* **Exercise description**:
Copy the listing word for word, beginning at its first line and stopping after the line that contains "In FIG. 2, the sample transfer and".

--

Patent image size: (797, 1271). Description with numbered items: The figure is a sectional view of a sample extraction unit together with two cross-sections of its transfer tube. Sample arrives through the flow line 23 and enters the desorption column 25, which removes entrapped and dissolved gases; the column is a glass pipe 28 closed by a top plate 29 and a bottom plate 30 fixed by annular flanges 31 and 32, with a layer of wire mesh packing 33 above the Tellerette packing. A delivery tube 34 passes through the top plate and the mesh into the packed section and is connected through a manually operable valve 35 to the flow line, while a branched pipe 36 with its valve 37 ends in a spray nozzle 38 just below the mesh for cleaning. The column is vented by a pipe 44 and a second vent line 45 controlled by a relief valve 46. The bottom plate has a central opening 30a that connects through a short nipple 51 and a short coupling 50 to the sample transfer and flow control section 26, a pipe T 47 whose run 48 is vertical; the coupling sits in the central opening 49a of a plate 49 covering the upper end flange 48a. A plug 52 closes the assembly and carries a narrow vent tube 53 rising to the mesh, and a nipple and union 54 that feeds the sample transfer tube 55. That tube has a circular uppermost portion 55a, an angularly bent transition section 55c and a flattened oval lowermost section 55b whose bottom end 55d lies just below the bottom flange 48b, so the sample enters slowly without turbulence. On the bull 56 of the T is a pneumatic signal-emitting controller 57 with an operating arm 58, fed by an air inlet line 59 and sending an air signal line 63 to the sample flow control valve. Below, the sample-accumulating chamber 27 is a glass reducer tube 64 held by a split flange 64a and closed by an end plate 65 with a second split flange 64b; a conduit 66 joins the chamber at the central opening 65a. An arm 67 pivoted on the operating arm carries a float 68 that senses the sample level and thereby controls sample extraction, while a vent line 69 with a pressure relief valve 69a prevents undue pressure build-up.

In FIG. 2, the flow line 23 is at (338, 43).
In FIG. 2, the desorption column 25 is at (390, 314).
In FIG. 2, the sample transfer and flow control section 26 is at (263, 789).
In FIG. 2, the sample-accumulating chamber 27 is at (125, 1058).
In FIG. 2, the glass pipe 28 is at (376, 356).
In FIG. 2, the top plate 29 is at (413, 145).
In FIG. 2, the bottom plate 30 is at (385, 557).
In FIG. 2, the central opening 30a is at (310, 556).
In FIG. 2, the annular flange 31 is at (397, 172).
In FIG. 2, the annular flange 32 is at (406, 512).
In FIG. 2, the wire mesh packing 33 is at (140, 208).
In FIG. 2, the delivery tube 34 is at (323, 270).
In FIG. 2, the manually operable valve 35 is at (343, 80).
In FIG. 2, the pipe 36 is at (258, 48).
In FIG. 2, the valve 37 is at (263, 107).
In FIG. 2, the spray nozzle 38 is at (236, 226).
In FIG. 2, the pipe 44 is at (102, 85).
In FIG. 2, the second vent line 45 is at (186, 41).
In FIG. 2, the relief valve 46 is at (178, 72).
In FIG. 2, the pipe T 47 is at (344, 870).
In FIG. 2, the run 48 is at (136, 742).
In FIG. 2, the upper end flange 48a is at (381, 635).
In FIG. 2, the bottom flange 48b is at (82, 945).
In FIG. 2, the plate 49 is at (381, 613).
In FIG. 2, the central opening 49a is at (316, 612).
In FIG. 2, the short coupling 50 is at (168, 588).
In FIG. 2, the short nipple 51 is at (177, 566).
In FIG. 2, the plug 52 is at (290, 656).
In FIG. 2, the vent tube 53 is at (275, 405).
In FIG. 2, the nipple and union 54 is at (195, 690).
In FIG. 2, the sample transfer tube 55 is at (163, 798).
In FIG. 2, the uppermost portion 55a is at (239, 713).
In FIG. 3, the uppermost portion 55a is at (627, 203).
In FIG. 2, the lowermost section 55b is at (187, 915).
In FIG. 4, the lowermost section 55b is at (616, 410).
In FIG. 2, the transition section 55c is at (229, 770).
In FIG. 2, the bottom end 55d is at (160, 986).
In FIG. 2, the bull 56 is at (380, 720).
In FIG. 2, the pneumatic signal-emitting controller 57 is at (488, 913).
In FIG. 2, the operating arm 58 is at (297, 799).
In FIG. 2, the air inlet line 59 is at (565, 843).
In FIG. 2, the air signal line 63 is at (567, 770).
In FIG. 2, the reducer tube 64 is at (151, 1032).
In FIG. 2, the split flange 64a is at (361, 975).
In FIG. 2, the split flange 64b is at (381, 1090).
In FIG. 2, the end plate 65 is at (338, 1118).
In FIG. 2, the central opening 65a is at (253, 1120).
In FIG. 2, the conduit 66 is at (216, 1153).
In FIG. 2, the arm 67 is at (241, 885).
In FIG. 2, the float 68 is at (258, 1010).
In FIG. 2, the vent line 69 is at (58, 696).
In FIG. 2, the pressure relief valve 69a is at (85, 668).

--

* **Response to the task**:
Patent image size: (797, 1271). Description with numbered items: The figure is a sectional view of a sample extraction unit together with two cross-sections of its transfer tube. Sample arrives through the flow line 23 and enters the desorption column 25, which removes entrapped and dissolved gases; the column is a glass pipe 28 closed by a top plate 29 and a bottom plate 30 fixed by annular flanges 31 and 32, with a layer of wire mesh packing 33 above the Tellerette packing. A delivery tube 34 passes through the top plate and the mesh into the packed section and is connected through a manually operable valve 35 to the flow line, while a branched pipe 36 with its valve 37 ends in a spray nozzle 38 just below the mesh for cleaning. The column is vented by a pipe 44 and a second vent line 45 controlled by a relief valve 46. The bottom plate has a central opening 30a that connects through a short nipple 51 and a short coupling 50 to the sample transfer and flow control section 26, a pipe T 47 whose run 48 is vertical; the coupling sits in the central opening 49a of a plate 49 covering the upper end flange 48a. A plug 52 closes the assembly and carries a narrow vent tube 53 rising to the mesh, and a nipple and union 54 that feeds the sample transfer tube 55. That tube has a circular uppermost portion 55a, an angularly bent transition section 55c and a flattened oval lowermost section 55b whose bottom end 55d lies just below the bottom flange 48b, so the sample enters slowly without turbulence. On the bull 56 of the T is a pneumatic signal-emitting controller 57 with an operating arm 58, fed by an air inlet line 59 and sending an air signal line 63 to the sample flow control valve. Below, the sample-accumulating chamber 27 is a glass reducer tube 64 held by a split flange 64a and closed by an end plate 65 with a second split flange 64b; a conduit 66 joins the chamber at the central opening 65a. An arm 67 pivoted on the operating arm carries a float 68 that senses the sample level and thereby controls sample extraction, while a vent line 69 with a pressure relief valve 69a prevents undue pressure build-up.

In FIG. 2, the flow line 23 is at (338, 43).
In FIG. 2, the desorption column 25 is at (390, 314).
In FIG. 2, the sample transfer and flow control section 26 is at (263, 789).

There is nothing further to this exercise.